··· DATA FOR THIS TASK ···

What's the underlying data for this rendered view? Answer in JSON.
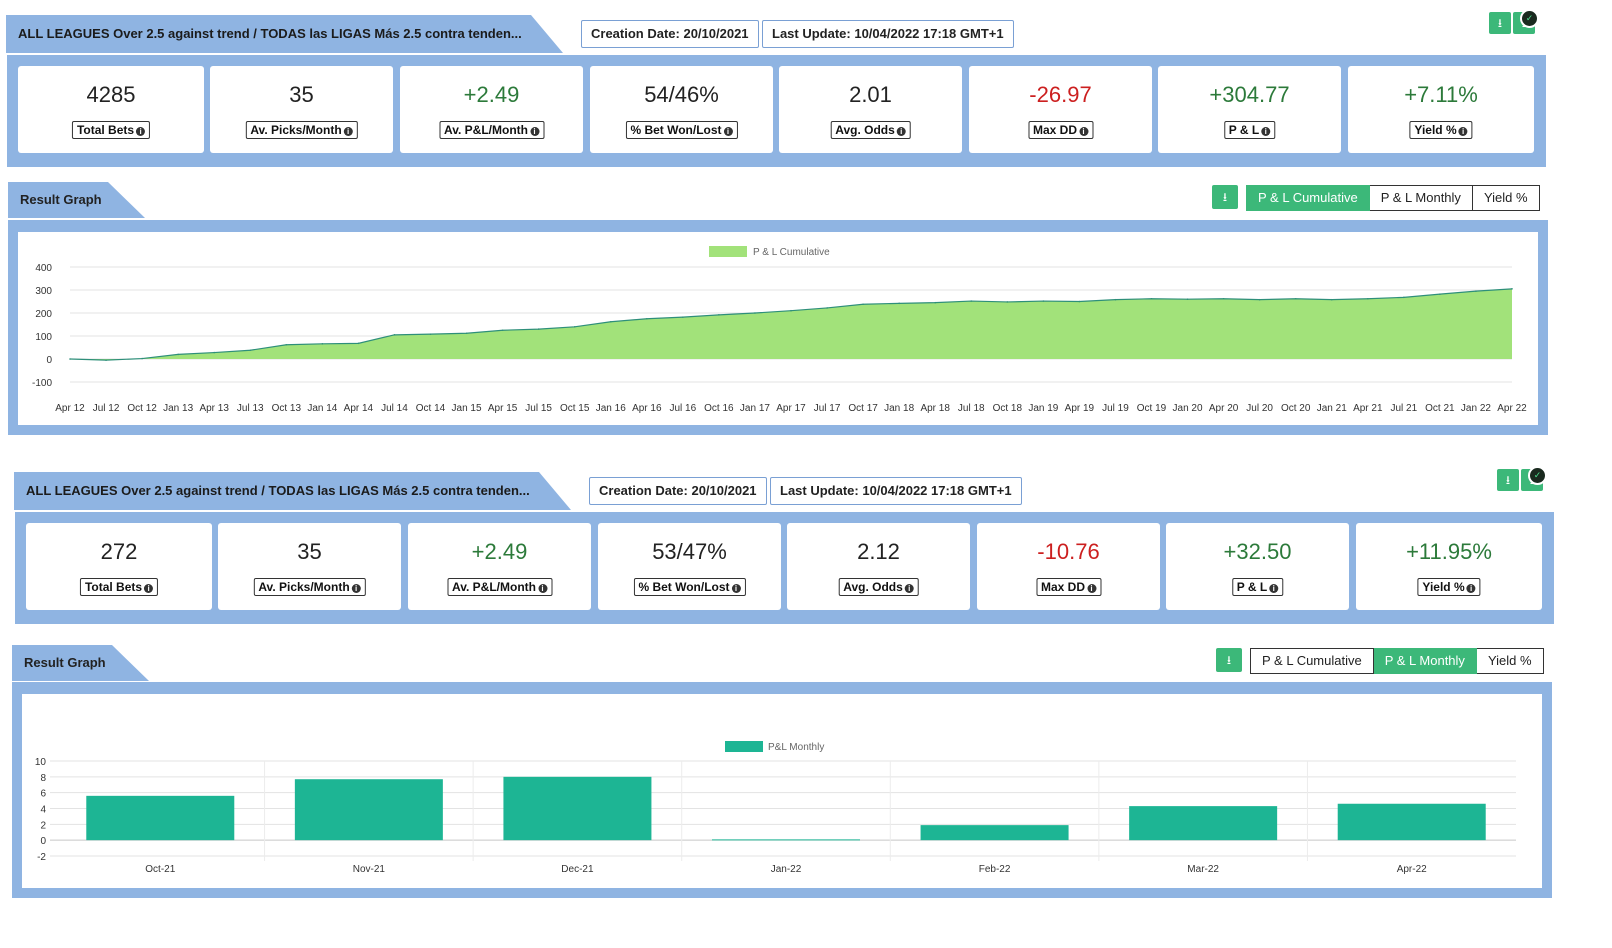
{
  "top": {
    "title": "ALL LEAGUES Over 2.5 against trend / TODAS las LIGAS Más 2.5 contra tenden...",
    "creation_date": "Creation Date: 20/10/2021",
    "last_update": "Last Update: 10/04/2022 17:18 GMT+1",
    "download_icon": "download-icon",
    "check_icon": "check-icon",
    "stats": [
      {
        "value": "4285",
        "label": "Total Bets",
        "tone": "neutral"
      },
      {
        "value": "35",
        "label": "Av. Picks/Month",
        "tone": "neutral"
      },
      {
        "value": "+2.49",
        "label": "Av. P&L/Month",
        "tone": "pos"
      },
      {
        "value": "54/46%",
        "label": "% Bet Won/Lost",
        "tone": "neutral"
      },
      {
        "value": "2.01",
        "label": "Avg. Odds",
        "tone": "neutral"
      },
      {
        "value": "-26.97",
        "label": "Max DD",
        "tone": "neg"
      },
      {
        "value": "+304.77",
        "label": "P & L",
        "tone": "pos"
      },
      {
        "value": "+7.11%",
        "label": "Yield %",
        "tone": "pos"
      }
    ],
    "result_title": "Result Graph",
    "toggles": [
      "P & L Cumulative",
      "P & L Monthly",
      "Yield %"
    ],
    "active_toggle": 0
  },
  "bottom": {
    "title": "ALL LEAGUES Over 2.5 against trend / TODAS las LIGAS Más 2.5 contra tenden...",
    "creation_date": "Creation Date: 20/10/2021",
    "last_update": "Last Update: 10/04/2022 17:18 GMT+1",
    "download_icon": "download-icon",
    "check_icon": "check-icon",
    "stats": [
      {
        "value": "272",
        "label": "Total Bets",
        "tone": "neutral"
      },
      {
        "value": "35",
        "label": "Av. Picks/Month",
        "tone": "neutral"
      },
      {
        "value": "+2.49",
        "label": "Av. P&L/Month",
        "tone": "pos"
      },
      {
        "value": "53/47%",
        "label": "% Bet Won/Lost",
        "tone": "neutral"
      },
      {
        "value": "2.12",
        "label": "Avg. Odds",
        "tone": "neutral"
      },
      {
        "value": "-10.76",
        "label": "Max DD",
        "tone": "neg"
      },
      {
        "value": "+32.50",
        "label": "P & L",
        "tone": "pos"
      },
      {
        "value": "+11.95%",
        "label": "Yield %",
        "tone": "pos"
      }
    ],
    "result_title": "Result Graph",
    "toggles": [
      "P & L Cumulative",
      "P & L Monthly",
      "Yield %"
    ],
    "active_toggle": 1
  },
  "colors": {
    "panel": "#8fb4e2",
    "accent_green": "#3cb879",
    "area_fill": "#a2e27a",
    "area_line": "#2e8f7a",
    "bar_fill": "#1db594",
    "positive": "#2c7a3a",
    "negative": "#cc1f1f"
  },
  "chart_data": [
    {
      "type": "area",
      "legend": "P & L Cumulative",
      "legend_position": "top-center",
      "grid": true,
      "ylim": [
        -100,
        400
      ],
      "yticks": [
        400,
        300,
        200,
        100,
        0,
        -100
      ],
      "xticks": [
        "Apr 12",
        "Jul 12",
        "Oct 12",
        "Jan 13",
        "Apr 13",
        "Jul 13",
        "Oct 13",
        "Jan 14",
        "Apr 14",
        "Jul 14",
        "Oct 14",
        "Jan 15",
        "Apr 15",
        "Jul 15",
        "Oct 15",
        "Jan 16",
        "Apr 16",
        "Jul 16",
        "Oct 16",
        "Jan 17",
        "Apr 17",
        "Jul 17",
        "Oct 17",
        "Jan 18",
        "Apr 18",
        "Jul 18",
        "Oct 18",
        "Jan 19",
        "Apr 19",
        "Jul 19",
        "Oct 19",
        "Jan 20",
        "Apr 20",
        "Jul 20",
        "Oct 20",
        "Jan 21",
        "Apr 21",
        "Jul 21",
        "Oct 21",
        "Jan 22",
        "Apr 22"
      ],
      "values": [
        0,
        -5,
        2,
        20,
        28,
        38,
        62,
        66,
        68,
        105,
        108,
        112,
        125,
        130,
        140,
        162,
        175,
        182,
        192,
        200,
        210,
        222,
        238,
        242,
        245,
        252,
        248,
        252,
        250,
        258,
        262,
        260,
        262,
        258,
        262,
        258,
        262,
        268,
        282,
        295,
        305
      ]
    },
    {
      "type": "bar",
      "legend": "P&L Monthly",
      "legend_position": "top-center",
      "grid": true,
      "ylim": [
        -2,
        10
      ],
      "yticks": [
        10,
        8,
        6,
        4,
        2,
        0,
        -2
      ],
      "categories": [
        "Oct-21",
        "Nov-21",
        "Dec-21",
        "Jan-22",
        "Feb-22",
        "Mar-22",
        "Apr-22"
      ],
      "values": [
        5.6,
        7.7,
        8.0,
        0.1,
        1.9,
        4.3,
        4.6
      ]
    }
  ]
}
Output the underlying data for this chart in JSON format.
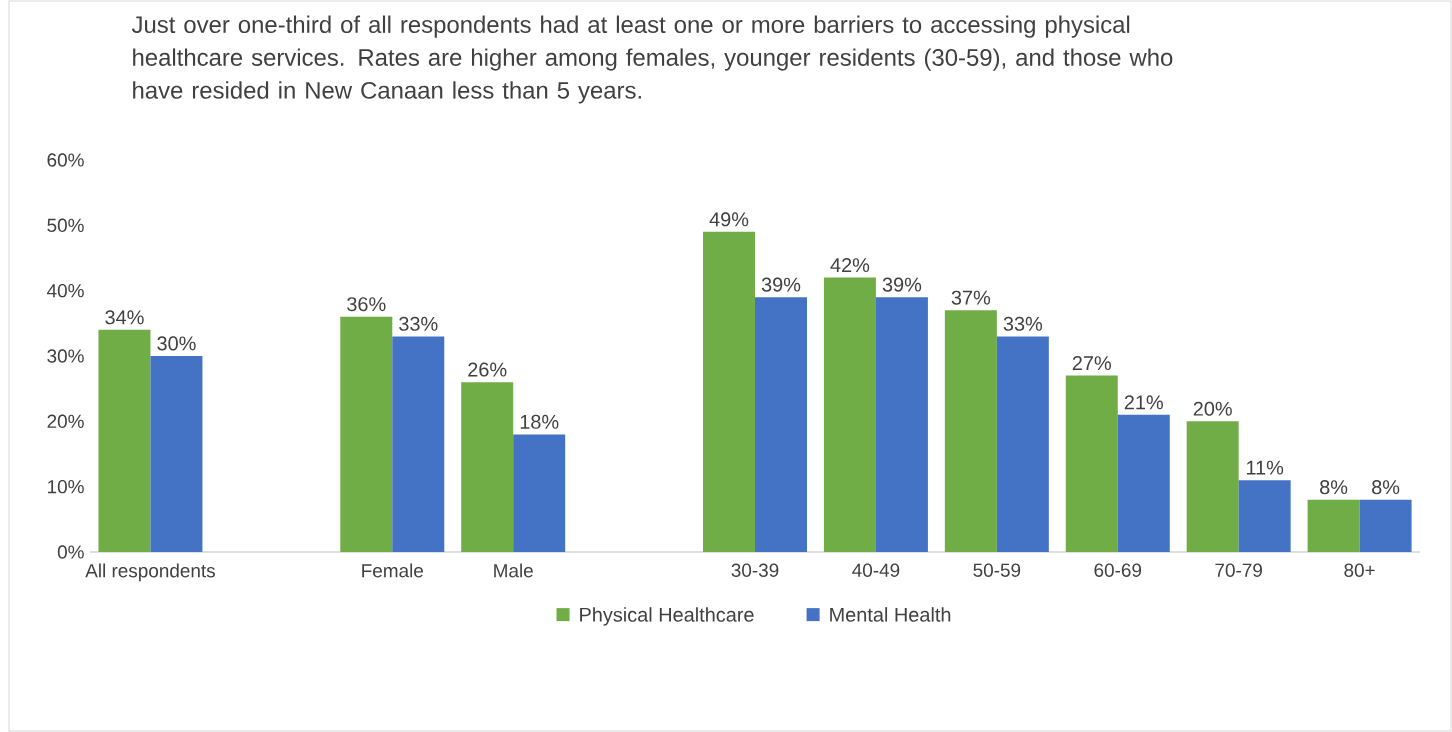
{
  "chart_data": {
    "type": "bar",
    "title": "Just over one-third of all respondents had at least one or more barriers to accessing physical healthcare services. Rates are higher among females, younger residents (30-59), and those who have resided in New Canaan less than 5 years.",
    "categories": [
      "All respondents",
      null,
      "Female",
      "Male",
      null,
      "30-39",
      "40-49",
      "50-59",
      "60-69",
      "70-79",
      "80+"
    ],
    "series": [
      {
        "name": "Physical Healthcare",
        "color": "#70ad47",
        "values": [
          34,
          null,
          36,
          26,
          null,
          49,
          42,
          37,
          27,
          20,
          8
        ],
        "value_labels": [
          "34%",
          null,
          "36%",
          "26%",
          null,
          "49%",
          "42%",
          "37%",
          "27%",
          "20%",
          "8%"
        ]
      },
      {
        "name": "Mental Health",
        "color": "#4472c4",
        "values": [
          30,
          null,
          33,
          18,
          null,
          39,
          39,
          33,
          21,
          11,
          8
        ],
        "value_labels": [
          "30%",
          null,
          "33%",
          "18%",
          null,
          "39%",
          "39%",
          "33%",
          "21%",
          "11%",
          "8%"
        ]
      }
    ],
    "ylim": [
      0,
      60
    ],
    "yticks": [
      {
        "value": 0,
        "label": "0%"
      },
      {
        "value": 10,
        "label": "10%"
      },
      {
        "value": 20,
        "label": "20%"
      },
      {
        "value": 30,
        "label": "30%"
      },
      {
        "value": 40,
        "label": "40%"
      },
      {
        "value": 50,
        "label": "50%"
      },
      {
        "value": 60,
        "label": "60%"
      }
    ],
    "legend": "bottom"
  }
}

···

WHAT THE EXERCISE ASKS –
Do not include the images; transcribe the rest of the listing exactly.

EXPECTED ANSWER –
What's the underlying data for this rendered view? Answer in JSON.
{
  "top": {
    "title": "ALL LEAGUES Over 2.5 against trend / TODAS las LIGAS Más 2.5 contra tenden...",
    "creation_date": "Creation Date: 20/10/2021",
    "last_update": "Last Update: 10/04/2022 17:18 GMT+1",
    "download_icon": "download-icon",
    "check_icon": "check-icon",
    "stats": [
      {
        "value": "4285",
        "label": "Total Bets",
        "tone": "neutral"
      },
      {
        "value": "35",
        "label": "Av. Picks/Month",
        "tone": "neutral"
      },
      {
        "value": "+2.49",
        "label": "Av. P&L/Month",
        "tone": "pos"
      },
      {
        "value": "54/46%",
        "label": "% Bet Won/Lost",
        "tone": "neutral"
      },
      {
        "value": "2.01",
        "label": "Avg. Odds",
        "tone": "neutral"
      },
      {
        "value": "-26.97",
        "label": "Max DD",
        "tone": "neg"
      },
      {
        "value": "+304.77",
        "label": "P & L",
        "tone": "pos"
      },
      {
        "value": "+7.11%",
        "label": "Yield %",
        "tone": "pos"
      }
    ],
    "result_title": "Result Graph",
    "toggles": [
      "P & L Cumulative",
      "P & L Monthly",
      "Yield %"
    ],
    "active_toggle": 0
  },
  "bottom": {
    "title": "ALL LEAGUES Over 2.5 against trend / TODAS las LIGAS Más 2.5 contra tenden...",
    "creation_date": "Creation Date: 20/10/2021",
    "last_update": "Last Update: 10/04/2022 17:18 GMT+1",
    "download_icon": "download-icon",
    "check_icon": "check-icon",
    "stats": [
      {
        "value": "272",
        "label": "Total Bets",
        "tone": "neutral"
      },
      {
        "value": "35",
        "label": "Av. Picks/Month",
        "tone": "neutral"
      },
      {
        "value": "+2.49",
        "label": "Av. P&L/Month",
        "tone": "pos"
      },
      {
        "value": "53/47%",
        "label": "% Bet Won/Lost",
        "tone": "neutral"
      },
      {
        "value": "2.12",
        "label": "Avg. Odds",
        "tone": "neutral"
      },
      {
        "value": "-10.76",
        "label": "Max DD",
        "tone": "neg"
      },
      {
        "value": "+32.50",
        "label": "P & L",
        "tone": "pos"
      },
      {
        "value": "+11.95%",
        "label": "Yield %",
        "tone": "pos"
      }
    ],
    "result_title": "Result Graph",
    "toggles": [
      "P & L Cumulative",
      "P & L Monthly",
      "Yield %"
    ],
    "active_toggle": 1
  },
  "colors": {
    "panel": "#8fb4e2",
    "accent_green": "#3cb879",
    "area_fill": "#a2e27a",
    "area_line": "#2e8f7a",
    "bar_fill": "#1db594",
    "positive": "#2c7a3a",
    "negative": "#cc1f1f"
  },
  "chart_data": [
    {
      "type": "area",
      "legend": "P & L Cumulative",
      "legend_position": "top-center",
      "grid": true,
      "ylim": [
        -100,
        400
      ],
      "yticks": [
        400,
        300,
        200,
        100,
        0,
        -100
      ],
      "xticks": [
        "Apr 12",
        "Jul 12",
        "Oct 12",
        "Jan 13",
        "Apr 13",
        "Jul 13",
        "Oct 13",
        "Jan 14",
        "Apr 14",
        "Jul 14",
        "Oct 14",
        "Jan 15",
        "Apr 15",
        "Jul 15",
        "Oct 15",
        "Jan 16",
        "Apr 16",
        "Jul 16",
        "Oct 16",
        "Jan 17",
        "Apr 17",
        "Jul 17",
        "Oct 17",
        "Jan 18",
        "Apr 18",
        "Jul 18",
        "Oct 18",
        "Jan 19",
        "Apr 19",
        "Jul 19",
        "Oct 19",
        "Jan 20",
        "Apr 20",
        "Jul 20",
        "Oct 20",
        "Jan 21",
        "Apr 21",
        "Jul 21",
        "Oct 21",
        "Jan 22",
        "Apr 22"
      ],
      "values": [
        0,
        -5,
        2,
        20,
        28,
        38,
        62,
        66,
        68,
        105,
        108,
        112,
        125,
        130,
        140,
        162,
        175,
        182,
        192,
        200,
        210,
        222,
        238,
        242,
        245,
        252,
        248,
        252,
        250,
        258,
        262,
        260,
        262,
        258,
        262,
        258,
        262,
        268,
        282,
        295,
        305
      ]
    },
    {
      "type": "bar",
      "legend": "P&L Monthly",
      "legend_position": "top-center",
      "grid": true,
      "ylim": [
        -2,
        10
      ],
      "yticks": [
        10,
        8,
        6,
        4,
        2,
        0,
        -2
      ],
      "categories": [
        "Oct-21",
        "Nov-21",
        "Dec-21",
        "Jan-22",
        "Feb-22",
        "Mar-22",
        "Apr-22"
      ],
      "values": [
        5.6,
        7.7,
        8.0,
        0.1,
        1.9,
        4.3,
        4.6
      ]
    }
  ]
}
Output the underlying data for this chart in JSON format.
{
  "chart_data": {
    "type": "bar",
    "title": "Just over one-third of all respondents had at least one or more barriers to accessing physical healthcare services. Rates are higher among females, younger residents (30-59), and those who have resided in New Canaan less than 5 years.",
    "categories": [
      "All respondents",
      null,
      "Female",
      "Male",
      null,
      "30-39",
      "40-49",
      "50-59",
      "60-69",
      "70-79",
      "80+"
    ],
    "series": [
      {
        "name": "Physical Healthcare",
        "color": "#70ad47",
        "values": [
          34,
          null,
          36,
          26,
          null,
          49,
          42,
          37,
          27,
          20,
          8
        ],
        "value_labels": [
          "34%",
          null,
          "36%",
          "26%",
          null,
          "49%",
          "42%",
          "37%",
          "27%",
          "20%",
          "8%"
        ]
      },
      {
        "name": "Mental Health",
        "color": "#4472c4",
        "values": [
          30,
          null,
          33,
          18,
          null,
          39,
          39,
          33,
          21,
          11,
          8
        ],
        "value_labels": [
          "30%",
          null,
          "33%",
          "18%",
          null,
          "39%",
          "39%",
          "33%",
          "21%",
          "11%",
          "8%"
        ]
      }
    ],
    "ylim": [
      0,
      60
    ],
    "yticks": [
      {
        "value": 0,
        "label": "0%"
      },
      {
        "value": 10,
        "label": "10%"
      },
      {
        "value": 20,
        "label": "20%"
      },
      {
        "value": 30,
        "label": "30%"
      },
      {
        "value": 40,
        "label": "40%"
      },
      {
        "value": 50,
        "label": "50%"
      },
      {
        "value": 60,
        "label": "60%"
      }
    ],
    "legend": "bottom"
  }
}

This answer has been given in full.